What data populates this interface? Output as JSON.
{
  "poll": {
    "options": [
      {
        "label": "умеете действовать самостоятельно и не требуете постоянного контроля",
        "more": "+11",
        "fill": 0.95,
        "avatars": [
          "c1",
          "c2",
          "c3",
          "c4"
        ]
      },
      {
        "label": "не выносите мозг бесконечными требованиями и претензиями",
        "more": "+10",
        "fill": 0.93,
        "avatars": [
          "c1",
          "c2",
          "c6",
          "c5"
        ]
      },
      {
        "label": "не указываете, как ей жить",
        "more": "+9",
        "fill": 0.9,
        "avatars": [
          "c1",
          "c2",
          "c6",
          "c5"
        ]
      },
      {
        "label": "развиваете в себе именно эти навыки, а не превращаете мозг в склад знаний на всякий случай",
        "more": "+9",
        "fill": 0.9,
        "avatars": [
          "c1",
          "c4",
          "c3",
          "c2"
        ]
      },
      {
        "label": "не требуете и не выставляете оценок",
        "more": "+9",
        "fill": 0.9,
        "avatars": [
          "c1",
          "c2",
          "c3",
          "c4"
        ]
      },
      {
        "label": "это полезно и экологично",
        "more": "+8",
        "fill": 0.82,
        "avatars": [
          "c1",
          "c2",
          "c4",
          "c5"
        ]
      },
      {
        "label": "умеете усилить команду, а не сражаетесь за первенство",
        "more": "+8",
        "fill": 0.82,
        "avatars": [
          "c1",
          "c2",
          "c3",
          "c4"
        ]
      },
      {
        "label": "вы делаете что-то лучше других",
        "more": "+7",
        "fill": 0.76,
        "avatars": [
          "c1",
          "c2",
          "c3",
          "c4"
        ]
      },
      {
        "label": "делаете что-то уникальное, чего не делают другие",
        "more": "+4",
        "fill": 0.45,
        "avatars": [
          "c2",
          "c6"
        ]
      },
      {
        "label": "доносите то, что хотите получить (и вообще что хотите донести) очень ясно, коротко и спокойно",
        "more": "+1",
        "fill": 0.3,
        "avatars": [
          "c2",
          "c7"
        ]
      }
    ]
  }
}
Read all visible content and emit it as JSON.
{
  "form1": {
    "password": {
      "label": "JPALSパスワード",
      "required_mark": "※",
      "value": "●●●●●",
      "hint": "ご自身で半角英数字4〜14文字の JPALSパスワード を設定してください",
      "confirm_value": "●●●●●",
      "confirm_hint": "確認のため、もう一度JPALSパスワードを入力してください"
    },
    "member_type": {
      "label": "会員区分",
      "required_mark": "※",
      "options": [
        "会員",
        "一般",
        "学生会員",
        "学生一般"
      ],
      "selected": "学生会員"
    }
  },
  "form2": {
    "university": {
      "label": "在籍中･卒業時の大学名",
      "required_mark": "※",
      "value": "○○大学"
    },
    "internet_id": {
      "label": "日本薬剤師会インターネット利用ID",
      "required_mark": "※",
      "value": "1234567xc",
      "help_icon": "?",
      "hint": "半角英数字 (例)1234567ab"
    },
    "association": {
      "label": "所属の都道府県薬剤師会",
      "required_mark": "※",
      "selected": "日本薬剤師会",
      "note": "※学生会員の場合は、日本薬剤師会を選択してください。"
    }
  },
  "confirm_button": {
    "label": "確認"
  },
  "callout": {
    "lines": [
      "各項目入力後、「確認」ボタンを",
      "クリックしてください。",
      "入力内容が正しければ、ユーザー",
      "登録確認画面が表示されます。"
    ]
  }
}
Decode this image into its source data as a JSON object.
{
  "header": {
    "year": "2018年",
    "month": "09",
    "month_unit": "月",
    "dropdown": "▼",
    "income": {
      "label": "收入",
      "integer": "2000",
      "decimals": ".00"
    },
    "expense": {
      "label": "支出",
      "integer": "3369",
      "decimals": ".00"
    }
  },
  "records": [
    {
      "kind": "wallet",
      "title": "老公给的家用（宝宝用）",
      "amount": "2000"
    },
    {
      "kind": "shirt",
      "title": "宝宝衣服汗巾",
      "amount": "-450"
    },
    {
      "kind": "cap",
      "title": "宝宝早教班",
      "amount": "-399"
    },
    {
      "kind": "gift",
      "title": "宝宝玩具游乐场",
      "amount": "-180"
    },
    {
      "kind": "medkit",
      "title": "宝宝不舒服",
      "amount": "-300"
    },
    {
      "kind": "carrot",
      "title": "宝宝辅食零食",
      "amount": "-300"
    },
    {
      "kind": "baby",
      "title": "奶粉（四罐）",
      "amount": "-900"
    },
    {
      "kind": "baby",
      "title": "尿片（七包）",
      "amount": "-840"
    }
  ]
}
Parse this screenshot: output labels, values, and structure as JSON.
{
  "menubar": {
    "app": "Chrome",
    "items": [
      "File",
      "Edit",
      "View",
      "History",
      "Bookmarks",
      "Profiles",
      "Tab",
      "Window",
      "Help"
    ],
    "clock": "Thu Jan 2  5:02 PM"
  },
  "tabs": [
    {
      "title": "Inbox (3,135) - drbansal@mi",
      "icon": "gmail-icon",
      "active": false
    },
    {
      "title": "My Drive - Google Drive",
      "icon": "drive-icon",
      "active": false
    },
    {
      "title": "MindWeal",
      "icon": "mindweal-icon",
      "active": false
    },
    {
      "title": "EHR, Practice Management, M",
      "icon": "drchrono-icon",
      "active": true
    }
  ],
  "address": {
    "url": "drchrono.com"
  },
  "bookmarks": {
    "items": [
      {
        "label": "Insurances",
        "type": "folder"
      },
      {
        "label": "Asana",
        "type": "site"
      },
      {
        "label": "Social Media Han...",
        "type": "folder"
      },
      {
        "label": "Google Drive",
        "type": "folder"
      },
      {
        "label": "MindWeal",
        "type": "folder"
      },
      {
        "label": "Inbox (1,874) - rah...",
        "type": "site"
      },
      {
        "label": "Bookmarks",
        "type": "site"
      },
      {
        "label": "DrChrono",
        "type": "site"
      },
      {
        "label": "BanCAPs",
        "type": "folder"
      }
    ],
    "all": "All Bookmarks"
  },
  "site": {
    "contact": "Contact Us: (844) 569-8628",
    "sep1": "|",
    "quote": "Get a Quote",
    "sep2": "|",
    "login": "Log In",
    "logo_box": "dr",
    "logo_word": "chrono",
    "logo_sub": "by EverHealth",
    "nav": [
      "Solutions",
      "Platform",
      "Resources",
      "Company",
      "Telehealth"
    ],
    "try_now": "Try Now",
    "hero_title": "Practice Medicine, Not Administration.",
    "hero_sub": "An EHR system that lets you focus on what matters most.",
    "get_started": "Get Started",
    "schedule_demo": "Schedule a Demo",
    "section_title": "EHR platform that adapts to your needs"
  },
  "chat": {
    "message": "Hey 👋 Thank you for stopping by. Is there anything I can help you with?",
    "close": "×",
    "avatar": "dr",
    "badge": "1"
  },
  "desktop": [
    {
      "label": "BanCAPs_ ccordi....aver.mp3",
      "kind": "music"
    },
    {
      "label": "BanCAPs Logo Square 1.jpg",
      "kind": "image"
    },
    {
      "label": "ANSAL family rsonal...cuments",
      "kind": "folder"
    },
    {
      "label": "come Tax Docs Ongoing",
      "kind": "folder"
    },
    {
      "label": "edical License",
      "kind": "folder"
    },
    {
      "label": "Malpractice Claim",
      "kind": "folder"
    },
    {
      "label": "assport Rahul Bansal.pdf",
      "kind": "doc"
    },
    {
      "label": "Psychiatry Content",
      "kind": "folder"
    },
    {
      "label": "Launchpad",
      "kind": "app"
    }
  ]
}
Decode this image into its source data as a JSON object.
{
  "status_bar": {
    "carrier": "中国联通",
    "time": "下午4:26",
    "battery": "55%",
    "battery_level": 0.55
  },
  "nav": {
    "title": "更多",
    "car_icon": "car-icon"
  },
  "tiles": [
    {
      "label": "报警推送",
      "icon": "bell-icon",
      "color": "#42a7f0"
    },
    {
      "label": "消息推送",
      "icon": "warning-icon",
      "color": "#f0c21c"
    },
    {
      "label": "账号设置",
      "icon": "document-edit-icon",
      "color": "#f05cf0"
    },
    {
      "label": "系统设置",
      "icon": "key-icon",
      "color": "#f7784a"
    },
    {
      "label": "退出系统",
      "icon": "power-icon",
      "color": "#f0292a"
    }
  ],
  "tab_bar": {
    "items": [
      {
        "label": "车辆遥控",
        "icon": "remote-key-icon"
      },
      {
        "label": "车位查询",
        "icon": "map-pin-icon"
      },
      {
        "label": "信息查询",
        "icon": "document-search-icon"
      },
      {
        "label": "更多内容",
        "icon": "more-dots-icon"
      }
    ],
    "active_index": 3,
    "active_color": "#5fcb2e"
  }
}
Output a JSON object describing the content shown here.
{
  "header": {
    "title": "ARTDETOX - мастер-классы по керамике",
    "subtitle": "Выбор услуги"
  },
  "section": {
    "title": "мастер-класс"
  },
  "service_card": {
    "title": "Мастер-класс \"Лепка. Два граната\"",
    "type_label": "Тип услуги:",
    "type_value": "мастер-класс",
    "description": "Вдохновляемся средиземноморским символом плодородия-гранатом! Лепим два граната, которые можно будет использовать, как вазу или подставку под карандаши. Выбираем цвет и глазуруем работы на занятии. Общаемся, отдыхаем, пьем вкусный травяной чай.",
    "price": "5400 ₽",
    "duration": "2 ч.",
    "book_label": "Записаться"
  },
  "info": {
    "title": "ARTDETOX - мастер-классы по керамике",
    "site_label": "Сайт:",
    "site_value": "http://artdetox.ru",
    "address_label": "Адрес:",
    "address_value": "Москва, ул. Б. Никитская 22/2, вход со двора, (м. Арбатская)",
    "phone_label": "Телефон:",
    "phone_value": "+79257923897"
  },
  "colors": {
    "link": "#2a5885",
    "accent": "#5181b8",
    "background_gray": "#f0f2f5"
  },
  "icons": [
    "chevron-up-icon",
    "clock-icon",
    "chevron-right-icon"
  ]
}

--- Task ---
Copy whichever lines in the listing above contain the word "услуги".

--- Final result ---
    "subtitle": "Выбор услуги"
    "type_label": "Тип услуги:",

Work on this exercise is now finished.